[Figure dataset records]

::::::

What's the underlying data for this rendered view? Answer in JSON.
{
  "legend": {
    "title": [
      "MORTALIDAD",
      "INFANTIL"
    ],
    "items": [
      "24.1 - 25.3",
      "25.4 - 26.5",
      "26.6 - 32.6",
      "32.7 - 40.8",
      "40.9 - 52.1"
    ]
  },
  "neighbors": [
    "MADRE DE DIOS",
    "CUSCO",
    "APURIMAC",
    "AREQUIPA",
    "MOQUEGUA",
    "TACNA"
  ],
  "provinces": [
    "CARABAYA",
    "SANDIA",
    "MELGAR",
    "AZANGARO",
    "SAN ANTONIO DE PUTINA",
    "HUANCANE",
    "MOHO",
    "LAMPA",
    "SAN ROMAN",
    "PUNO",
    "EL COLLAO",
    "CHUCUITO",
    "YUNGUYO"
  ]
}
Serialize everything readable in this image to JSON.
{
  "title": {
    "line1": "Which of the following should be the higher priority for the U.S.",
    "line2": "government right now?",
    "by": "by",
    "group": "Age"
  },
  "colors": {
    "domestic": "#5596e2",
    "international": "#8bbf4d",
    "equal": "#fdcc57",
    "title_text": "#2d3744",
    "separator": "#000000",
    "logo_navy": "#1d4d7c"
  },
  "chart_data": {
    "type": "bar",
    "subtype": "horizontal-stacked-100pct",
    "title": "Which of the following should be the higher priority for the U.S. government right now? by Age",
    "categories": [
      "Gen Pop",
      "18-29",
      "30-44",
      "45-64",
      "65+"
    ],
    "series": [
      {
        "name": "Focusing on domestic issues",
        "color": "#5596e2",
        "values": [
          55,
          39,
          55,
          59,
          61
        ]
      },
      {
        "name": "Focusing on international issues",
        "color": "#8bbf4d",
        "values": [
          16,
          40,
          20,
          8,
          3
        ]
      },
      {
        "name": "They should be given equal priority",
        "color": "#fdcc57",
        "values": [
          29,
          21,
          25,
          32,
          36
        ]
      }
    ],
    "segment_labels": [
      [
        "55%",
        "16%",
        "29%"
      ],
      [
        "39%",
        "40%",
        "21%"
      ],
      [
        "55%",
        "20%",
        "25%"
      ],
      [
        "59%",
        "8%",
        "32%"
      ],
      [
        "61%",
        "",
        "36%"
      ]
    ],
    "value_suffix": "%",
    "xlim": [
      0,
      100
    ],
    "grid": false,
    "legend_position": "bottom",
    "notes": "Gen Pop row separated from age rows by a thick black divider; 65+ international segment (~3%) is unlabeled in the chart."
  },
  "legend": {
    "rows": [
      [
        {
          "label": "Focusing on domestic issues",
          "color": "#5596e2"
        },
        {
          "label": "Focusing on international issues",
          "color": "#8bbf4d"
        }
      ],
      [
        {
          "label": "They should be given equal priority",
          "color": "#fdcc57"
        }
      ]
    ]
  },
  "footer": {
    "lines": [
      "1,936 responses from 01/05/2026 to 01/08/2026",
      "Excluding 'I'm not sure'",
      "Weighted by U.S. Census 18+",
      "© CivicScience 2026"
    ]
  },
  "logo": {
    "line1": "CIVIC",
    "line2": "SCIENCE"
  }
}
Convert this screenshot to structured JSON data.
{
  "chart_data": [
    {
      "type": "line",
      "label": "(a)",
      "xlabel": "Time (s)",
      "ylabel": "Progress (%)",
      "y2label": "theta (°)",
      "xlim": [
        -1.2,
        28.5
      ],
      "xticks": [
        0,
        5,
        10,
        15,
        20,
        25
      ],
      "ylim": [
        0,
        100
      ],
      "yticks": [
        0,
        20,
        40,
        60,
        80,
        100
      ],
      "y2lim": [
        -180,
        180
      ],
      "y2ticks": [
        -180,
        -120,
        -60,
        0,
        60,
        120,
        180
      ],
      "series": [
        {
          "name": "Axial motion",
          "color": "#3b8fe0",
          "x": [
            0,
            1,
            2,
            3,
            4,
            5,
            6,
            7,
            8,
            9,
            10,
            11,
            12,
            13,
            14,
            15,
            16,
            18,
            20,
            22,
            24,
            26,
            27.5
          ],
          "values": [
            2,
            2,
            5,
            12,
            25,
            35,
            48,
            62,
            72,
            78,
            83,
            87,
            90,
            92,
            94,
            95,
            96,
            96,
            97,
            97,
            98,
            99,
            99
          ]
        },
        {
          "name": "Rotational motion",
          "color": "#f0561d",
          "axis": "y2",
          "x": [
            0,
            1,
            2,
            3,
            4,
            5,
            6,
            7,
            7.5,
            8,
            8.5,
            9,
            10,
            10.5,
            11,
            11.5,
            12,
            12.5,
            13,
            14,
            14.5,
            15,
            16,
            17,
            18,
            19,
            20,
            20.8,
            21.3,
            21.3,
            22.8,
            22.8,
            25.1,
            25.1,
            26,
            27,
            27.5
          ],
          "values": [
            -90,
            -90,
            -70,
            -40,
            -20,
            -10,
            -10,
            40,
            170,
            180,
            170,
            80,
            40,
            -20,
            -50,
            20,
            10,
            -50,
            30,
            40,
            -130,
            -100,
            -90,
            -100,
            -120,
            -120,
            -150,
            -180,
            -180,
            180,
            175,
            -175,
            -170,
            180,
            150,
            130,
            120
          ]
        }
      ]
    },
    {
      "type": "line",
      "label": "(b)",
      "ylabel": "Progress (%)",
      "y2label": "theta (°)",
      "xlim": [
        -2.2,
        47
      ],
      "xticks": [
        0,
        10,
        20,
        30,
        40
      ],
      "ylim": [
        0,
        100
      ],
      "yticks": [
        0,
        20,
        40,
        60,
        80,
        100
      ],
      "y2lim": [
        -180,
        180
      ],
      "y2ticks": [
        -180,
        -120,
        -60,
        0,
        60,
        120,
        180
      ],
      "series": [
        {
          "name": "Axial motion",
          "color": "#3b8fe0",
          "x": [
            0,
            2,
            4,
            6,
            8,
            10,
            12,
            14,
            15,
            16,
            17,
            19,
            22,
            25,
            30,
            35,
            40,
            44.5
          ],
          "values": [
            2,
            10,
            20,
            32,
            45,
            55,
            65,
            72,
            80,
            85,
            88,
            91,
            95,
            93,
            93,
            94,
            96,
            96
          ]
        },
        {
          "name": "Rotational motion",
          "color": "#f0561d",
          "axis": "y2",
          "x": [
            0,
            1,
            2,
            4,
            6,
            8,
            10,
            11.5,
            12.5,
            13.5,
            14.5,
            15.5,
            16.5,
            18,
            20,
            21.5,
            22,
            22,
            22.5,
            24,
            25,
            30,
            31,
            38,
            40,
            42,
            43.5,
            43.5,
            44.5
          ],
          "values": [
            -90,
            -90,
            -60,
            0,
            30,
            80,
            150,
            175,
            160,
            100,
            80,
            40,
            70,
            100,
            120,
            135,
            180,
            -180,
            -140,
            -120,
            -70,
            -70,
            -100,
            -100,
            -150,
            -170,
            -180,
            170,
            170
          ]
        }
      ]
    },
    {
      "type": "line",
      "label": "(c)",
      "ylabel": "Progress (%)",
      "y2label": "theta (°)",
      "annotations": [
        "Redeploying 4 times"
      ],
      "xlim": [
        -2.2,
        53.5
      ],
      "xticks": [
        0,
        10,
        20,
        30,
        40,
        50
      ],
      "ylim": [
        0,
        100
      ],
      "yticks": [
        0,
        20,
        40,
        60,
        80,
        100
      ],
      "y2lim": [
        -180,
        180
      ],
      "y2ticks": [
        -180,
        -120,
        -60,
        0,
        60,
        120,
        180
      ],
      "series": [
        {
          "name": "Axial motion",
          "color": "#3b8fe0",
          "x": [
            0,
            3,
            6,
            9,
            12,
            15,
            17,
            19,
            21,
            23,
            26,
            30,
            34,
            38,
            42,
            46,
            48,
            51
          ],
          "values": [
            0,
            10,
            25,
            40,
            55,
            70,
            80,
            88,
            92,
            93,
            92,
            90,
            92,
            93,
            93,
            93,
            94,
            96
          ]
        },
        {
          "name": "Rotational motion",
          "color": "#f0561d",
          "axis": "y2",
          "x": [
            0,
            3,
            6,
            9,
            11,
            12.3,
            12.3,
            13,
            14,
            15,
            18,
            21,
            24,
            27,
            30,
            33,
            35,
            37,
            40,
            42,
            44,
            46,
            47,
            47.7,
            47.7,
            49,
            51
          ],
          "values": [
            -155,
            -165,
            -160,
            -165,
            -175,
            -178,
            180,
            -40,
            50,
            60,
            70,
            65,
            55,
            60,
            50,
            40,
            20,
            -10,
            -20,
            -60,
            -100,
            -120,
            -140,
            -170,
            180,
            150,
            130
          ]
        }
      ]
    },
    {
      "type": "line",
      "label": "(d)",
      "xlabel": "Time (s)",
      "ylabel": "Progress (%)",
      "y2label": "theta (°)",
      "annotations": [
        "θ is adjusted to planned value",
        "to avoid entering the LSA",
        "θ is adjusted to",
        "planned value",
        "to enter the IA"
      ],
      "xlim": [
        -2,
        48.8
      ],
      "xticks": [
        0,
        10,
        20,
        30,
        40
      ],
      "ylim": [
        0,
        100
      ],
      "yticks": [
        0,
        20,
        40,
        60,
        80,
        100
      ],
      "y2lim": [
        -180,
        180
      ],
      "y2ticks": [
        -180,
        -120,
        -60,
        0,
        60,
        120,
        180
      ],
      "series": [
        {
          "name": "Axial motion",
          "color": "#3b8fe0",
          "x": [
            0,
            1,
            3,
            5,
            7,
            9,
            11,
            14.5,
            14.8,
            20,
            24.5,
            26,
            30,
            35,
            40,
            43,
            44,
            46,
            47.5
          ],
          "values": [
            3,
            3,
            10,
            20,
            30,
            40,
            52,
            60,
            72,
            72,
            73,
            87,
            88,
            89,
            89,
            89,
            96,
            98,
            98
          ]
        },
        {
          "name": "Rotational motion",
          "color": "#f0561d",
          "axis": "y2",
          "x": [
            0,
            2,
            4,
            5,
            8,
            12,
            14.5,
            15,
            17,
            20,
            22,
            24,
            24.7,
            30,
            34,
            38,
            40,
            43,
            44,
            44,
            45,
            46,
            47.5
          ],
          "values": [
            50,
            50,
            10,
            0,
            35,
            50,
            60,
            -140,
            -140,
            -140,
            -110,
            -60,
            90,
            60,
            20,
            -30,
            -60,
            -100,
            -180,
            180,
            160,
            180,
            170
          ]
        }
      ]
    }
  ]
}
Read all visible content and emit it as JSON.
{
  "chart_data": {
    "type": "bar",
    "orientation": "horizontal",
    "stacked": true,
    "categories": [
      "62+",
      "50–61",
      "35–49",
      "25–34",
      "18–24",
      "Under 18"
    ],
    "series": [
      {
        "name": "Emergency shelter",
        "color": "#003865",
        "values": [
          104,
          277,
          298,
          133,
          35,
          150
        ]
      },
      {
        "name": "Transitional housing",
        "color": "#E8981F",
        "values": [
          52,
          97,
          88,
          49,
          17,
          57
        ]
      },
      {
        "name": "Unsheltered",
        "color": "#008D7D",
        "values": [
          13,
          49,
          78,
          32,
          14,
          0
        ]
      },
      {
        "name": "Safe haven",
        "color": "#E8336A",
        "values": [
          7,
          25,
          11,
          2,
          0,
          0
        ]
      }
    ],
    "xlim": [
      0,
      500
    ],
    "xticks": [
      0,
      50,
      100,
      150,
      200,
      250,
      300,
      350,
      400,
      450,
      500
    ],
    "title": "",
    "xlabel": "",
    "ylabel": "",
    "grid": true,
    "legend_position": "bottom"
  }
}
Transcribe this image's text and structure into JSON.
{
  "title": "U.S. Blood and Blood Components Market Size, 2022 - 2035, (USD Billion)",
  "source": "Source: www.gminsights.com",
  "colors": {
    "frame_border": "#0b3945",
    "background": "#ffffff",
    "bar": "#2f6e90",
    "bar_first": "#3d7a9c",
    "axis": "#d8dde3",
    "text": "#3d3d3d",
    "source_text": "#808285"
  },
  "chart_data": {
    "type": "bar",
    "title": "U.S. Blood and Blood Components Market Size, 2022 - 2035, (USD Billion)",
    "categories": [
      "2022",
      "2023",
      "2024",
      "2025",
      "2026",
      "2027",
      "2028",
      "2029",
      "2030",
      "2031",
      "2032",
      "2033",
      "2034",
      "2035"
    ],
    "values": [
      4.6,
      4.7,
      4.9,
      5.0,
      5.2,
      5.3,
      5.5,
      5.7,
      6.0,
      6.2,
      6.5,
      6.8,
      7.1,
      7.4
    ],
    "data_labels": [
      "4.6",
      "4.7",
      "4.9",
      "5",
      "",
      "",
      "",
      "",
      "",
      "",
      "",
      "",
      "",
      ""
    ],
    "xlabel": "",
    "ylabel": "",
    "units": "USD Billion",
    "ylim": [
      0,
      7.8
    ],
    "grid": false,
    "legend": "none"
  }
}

::::::

Aim: Only the lines from the one with "Transcribe this image's" through the end of the material are wanted; copy them exactly, both ends included.

Answer:
Transcribe this image's text and structure into JSON.
{
  "title": "U.S. Blood and Blood Components Market Size, 2022 - 2035, (USD Billion)",
  "source": "Source: www.gminsights.com",
  "colors": {
    "frame_border": "#0b3945",
    "background": "#ffffff",
    "bar": "#2f6e90",
    "bar_first": "#3d7a9c",
    "axis": "#d8dde3",
    "text": "#3d3d3d",
    "source_text": "#808285"
  },
  "chart_data": {
    "type": "bar",
    "title": "U.S. Blood and Blood Components Market Size, 2022 - 2035, (USD Billion)",
    "categories": [
      "2022",
      "2023",
      "2024",
      "2025",
      "2026",
      "2027",
      "2028",
      "2029",
      "2030",
      "2031",
      "2032",
      "2033",
      "2034",
      "2035"
    ],
    "values": [
      4.6,
      4.7,
      4.9,
      5.0,
      5.2,
      5.3,
      5.5,
      5.7,
      6.0,
      6.2,
      6.5,
      6.8,
      7.1,
      7.4
    ],
    "data_labels": [
      "4.6",
      "4.7",
      "4.9",
      "5",
      "",
      "",
      "",
      "",
      "",
      "",
      "",
      "",
      "",
      ""
    ],
    "xlabel": "",
    "ylabel": "",
    "units": "USD Billion",
    "ylim": [
      0,
      7.8
    ],
    "grid": false,
    "legend": "none"
  }
}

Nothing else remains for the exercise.